▶ [Stated goal]:
Print the entries below word for word; the pictures stay out of your copy.

▶ [Listed entries]:
****
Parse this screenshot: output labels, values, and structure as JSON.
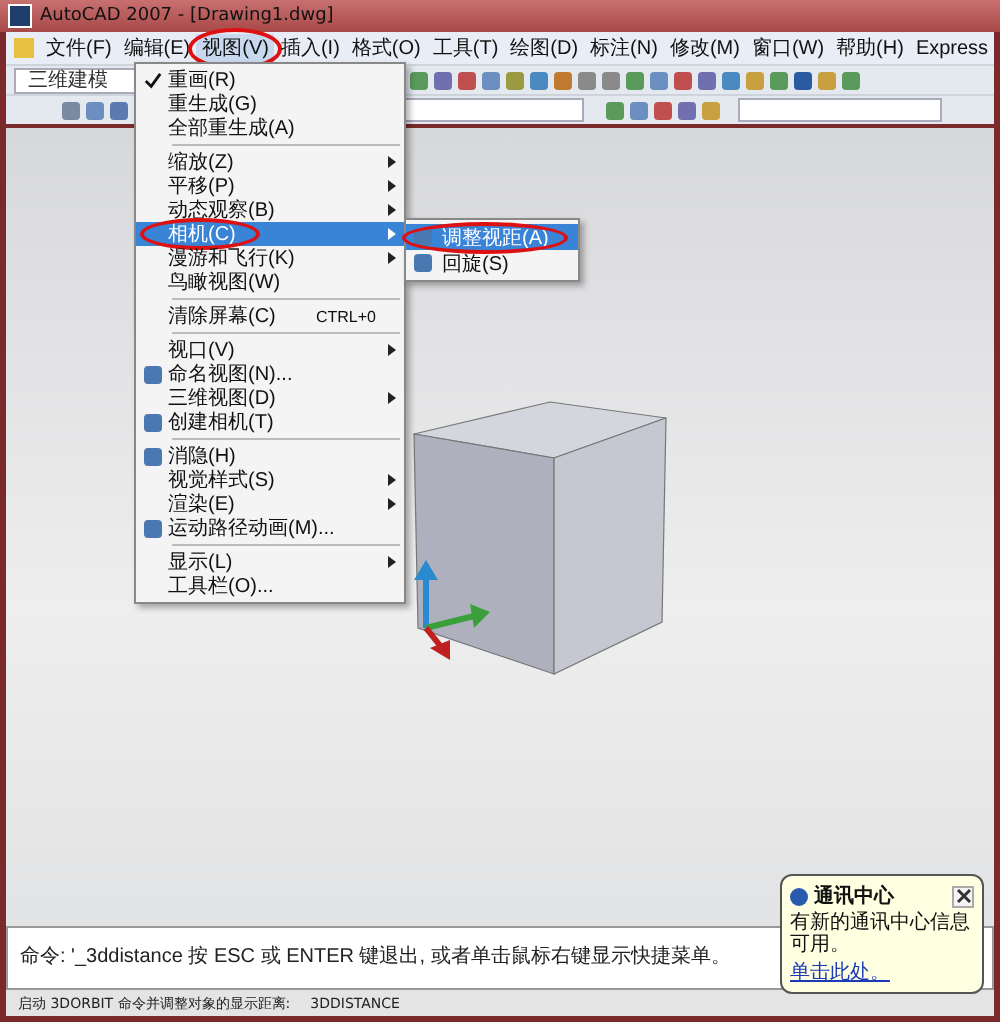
{
  "window": {
    "title": "AutoCAD 2007 - [Drawing1.dwg]"
  },
  "menu_bar": [
    {
      "label": "文件(F)",
      "selected": false
    },
    {
      "label": "编辑(E)",
      "selected": false
    },
    {
      "label": "视图(V)",
      "selected": true
    },
    {
      "label": "插入(I)",
      "selected": false
    },
    {
      "label": "格式(O)",
      "selected": false
    },
    {
      "label": "工具(T)",
      "selected": false
    },
    {
      "label": "绘图(D)",
      "selected": false
    },
    {
      "label": "标注(N)",
      "selected": false
    },
    {
      "label": "修改(M)",
      "selected": false
    },
    {
      "label": "窗口(W)",
      "selected": false
    },
    {
      "label": "帮助(H)",
      "selected": false
    },
    {
      "label": "Express",
      "selected": false
    }
  ],
  "workspace": {
    "value": "三维建模"
  },
  "view_menu": {
    "items": [
      {
        "kind": "item",
        "label": "重画(R)",
        "checked": true,
        "icon": false,
        "submenu": false,
        "selected": false
      },
      {
        "kind": "item",
        "label": "重生成(G)",
        "checked": false,
        "icon": false,
        "submenu": false,
        "selected": false
      },
      {
        "kind": "item",
        "label": "全部重生成(A)",
        "checked": false,
        "icon": false,
        "submenu": false,
        "selected": false
      },
      {
        "kind": "separator"
      },
      {
        "kind": "item",
        "label": "缩放(Z)",
        "checked": false,
        "icon": false,
        "submenu": true,
        "selected": false
      },
      {
        "kind": "item",
        "label": "平移(P)",
        "checked": false,
        "icon": false,
        "submenu": true,
        "selected": false
      },
      {
        "kind": "item",
        "label": "动态观察(B)",
        "checked": false,
        "icon": false,
        "submenu": true,
        "selected": false
      },
      {
        "kind": "item",
        "label": "相机(C)",
        "checked": false,
        "icon": false,
        "submenu": true,
        "selected": true
      },
      {
        "kind": "item",
        "label": "漫游和飞行(K)",
        "checked": false,
        "icon": false,
        "submenu": true,
        "selected": false
      },
      {
        "kind": "item",
        "label": "鸟瞰视图(W)",
        "checked": false,
        "icon": false,
        "submenu": false,
        "selected": false
      },
      {
        "kind": "separator"
      },
      {
        "kind": "item",
        "label": "清除屏幕(C)",
        "shortcut": "CTRL+0",
        "checked": false,
        "icon": false,
        "submenu": false,
        "selected": false
      },
      {
        "kind": "separator"
      },
      {
        "kind": "item",
        "label": "视口(V)",
        "checked": false,
        "icon": false,
        "submenu": true,
        "selected": false
      },
      {
        "kind": "item",
        "label": "命名视图(N)...",
        "checked": false,
        "icon": true,
        "submenu": false,
        "selected": false
      },
      {
        "kind": "item",
        "label": "三维视图(D)",
        "checked": false,
        "icon": false,
        "submenu": true,
        "selected": false
      },
      {
        "kind": "item",
        "label": "创建相机(T)",
        "checked": false,
        "icon": true,
        "submenu": false,
        "selected": false
      },
      {
        "kind": "separator"
      },
      {
        "kind": "item",
        "label": "消隐(H)",
        "checked": false,
        "icon": true,
        "submenu": false,
        "selected": false
      },
      {
        "kind": "item",
        "label": "视觉样式(S)",
        "checked": false,
        "icon": false,
        "submenu": true,
        "selected": false
      },
      {
        "kind": "item",
        "label": "渲染(E)",
        "checked": false,
        "icon": false,
        "submenu": true,
        "selected": false
      },
      {
        "kind": "item",
        "label": "运动路径动画(M)...",
        "checked": false,
        "icon": true,
        "submenu": false,
        "selected": false
      },
      {
        "kind": "separator"
      },
      {
        "kind": "item",
        "label": "显示(L)",
        "checked": false,
        "icon": false,
        "submenu": true,
        "selected": false
      },
      {
        "kind": "item",
        "label": "工具栏(O)...",
        "checked": false,
        "icon": false,
        "submenu": false,
        "selected": false
      }
    ]
  },
  "camera_submenu": {
    "items": [
      {
        "label": "调整视距(A)",
        "selected": true
      },
      {
        "label": "回旋(S)",
        "selected": false
      }
    ]
  },
  "command_line": {
    "text": "命令: '_3ddistance 按 ESC 或 ENTER 键退出, 或者单击鼠标右键显示快捷菜单。"
  },
  "status_bar": {
    "text": "启动 3DORBIT 命令并调整对象的显示距离:",
    "command": "3DDISTANCE"
  },
  "notification": {
    "title": "通讯中心",
    "body": "有新的通讯中心信息可用。",
    "link": "单击此处。"
  }
}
****
▶ [Written response]:
Parse this screenshot: output labels, values, and structure as JSON.
{
  "window": {
    "title": "AutoCAD 2007 - [Drawing1.dwg]"
  },
  "menu_bar": [
    {
      "label": "文件(F)",
      "selected": false
    },
    {
      "label": "编辑(E)",
      "selected": false
    },
    {
      "label": "视图(V)",
      "selected": true
    },
    {
      "label": "插入(I)",
      "selected": false
    },
    {
      "label": "格式(O)",
      "selected": false
    },
    {
      "label": "工具(T)",
      "selected": false
    },
    {
      "label": "绘图(D)",
      "selected": false
    },
    {
      "label": "标注(N)",
      "selected": false
    },
    {
      "label": "修改(M)",
      "selected": false
    },
    {
      "label": "窗口(W)",
      "selected": false
    },
    {
      "label": "帮助(H)",
      "selected": false
    },
    {
      "label": "Express",
      "selected": false
    }
  ],
  "workspace": {
    "value": "三维建模"
  },
  "view_menu": {
    "items": [
      {
        "kind": "item",
        "label": "重画(R)",
        "checked": true,
        "icon": false,
        "submenu": false,
        "selected": false
      },
      {
        "kind": "item",
        "label": "重生成(G)",
        "checked": false,
        "icon": false,
        "submenu": false,
        "selected": false
      },
      {
        "kind": "item",
        "label": "全部重生成(A)",
        "checked": false,
        "icon": false,
        "submenu": false,
        "selected": false
      },
      {
        "kind": "separator"
      },
      {
        "kind": "item",
        "label": "缩放(Z)",
        "checked": false,
        "icon": false,
        "submenu": true,
        "selected": false
      },
      {
        "kind": "item",
        "label": "平移(P)",
        "checked": false,
        "icon": false,
        "submenu": true,
        "selected": false
      },
      {
        "kind": "item",
        "label": "动态观察(B)",
        "checked": false,
        "icon": false,
        "submenu": true,
        "selected": false
      },
      {
        "kind": "item",
        "label": "相机(C)",
        "checked": false,
        "icon": false,
        "submenu": true,
        "selected": true
      },
      {
        "kind": "item",
        "label": "漫游和飞行(K)",
        "checked": false,
        "icon": false,
        "submenu": true,
        "selected": false
      },
      {
        "kind": "item",
        "label": "鸟瞰视图(W)",
        "checked": false,
        "icon": false,
        "submenu": false,
        "selected": false
      },
      {
        "kind": "separator"
      },
      {
        "kind": "item",
        "label": "清除屏幕(C)",
        "shortcut": "CTRL+0",
        "checked": false,
        "icon": false,
        "submenu": false,
        "selected": false
      },
      {
        "kind": "separator"
      },
      {
        "kind": "item",
        "label": "视口(V)",
        "checked": false,
        "icon": false,
        "submenu": true,
        "selected": false
      },
      {
        "kind": "item",
        "label": "命名视图(N)...",
        "checked": false,
        "icon": true,
        "submenu": false,
        "selected": false
      },
      {
        "kind": "item",
        "label": "三维视图(D)",
        "checked": false,
        "icon": false,
        "submenu": true,
        "selected": false
      },
      {
        "kind": "item",
        "label": "创建相机(T)",
        "checked": false,
        "icon": true,
        "submenu": false,
        "selected": false
      },
      {
        "kind": "separator"
      },
      {
        "kind": "item",
        "label": "消隐(H)",
        "checked": false,
        "icon": true,
        "submenu": false,
        "selected": false
      },
      {
        "kind": "item",
        "label": "视觉样式(S)",
        "checked": false,
        "icon": false,
        "submenu": true,
        "selected": false
      },
      {
        "kind": "item",
        "label": "渲染(E)",
        "checked": false,
        "icon": false,
        "submenu": true,
        "selected": false
      },
      {
        "kind": "item",
        "label": "运动路径动画(M)...",
        "checked": false,
        "icon": true,
        "submenu": false,
        "selected": false
      },
      {
        "kind": "separator"
      },
      {
        "kind": "item",
        "label": "显示(L)",
        "checked": false,
        "icon": false,
        "submenu": true,
        "selected": false
      },
      {
        "kind": "item",
        "label": "工具栏(O)...",
        "checked": false,
        "icon": false,
        "submenu": false,
        "selected": false
      }
    ]
  },
  "camera_submenu": {
    "items": [
      {
        "label": "调整视距(A)",
        "selected": true
      },
      {
        "label": "回旋(S)",
        "selected": false
      }
    ]
  },
  "command_line": {
    "text": "命令: '_3ddistance 按 ESC 或 ENTER 键退出, 或者单击鼠标右键显示快捷菜单。"
  },
  "status_bar": {
    "text": "启动 3DORBIT 命令并调整对象的显示距离:",
    "command": "3DDISTANCE"
  },
  "notification": {
    "title": "通讯中心",
    "body": "有新的通讯中心信息可用。",
    "link": "单击此处。"
  }
}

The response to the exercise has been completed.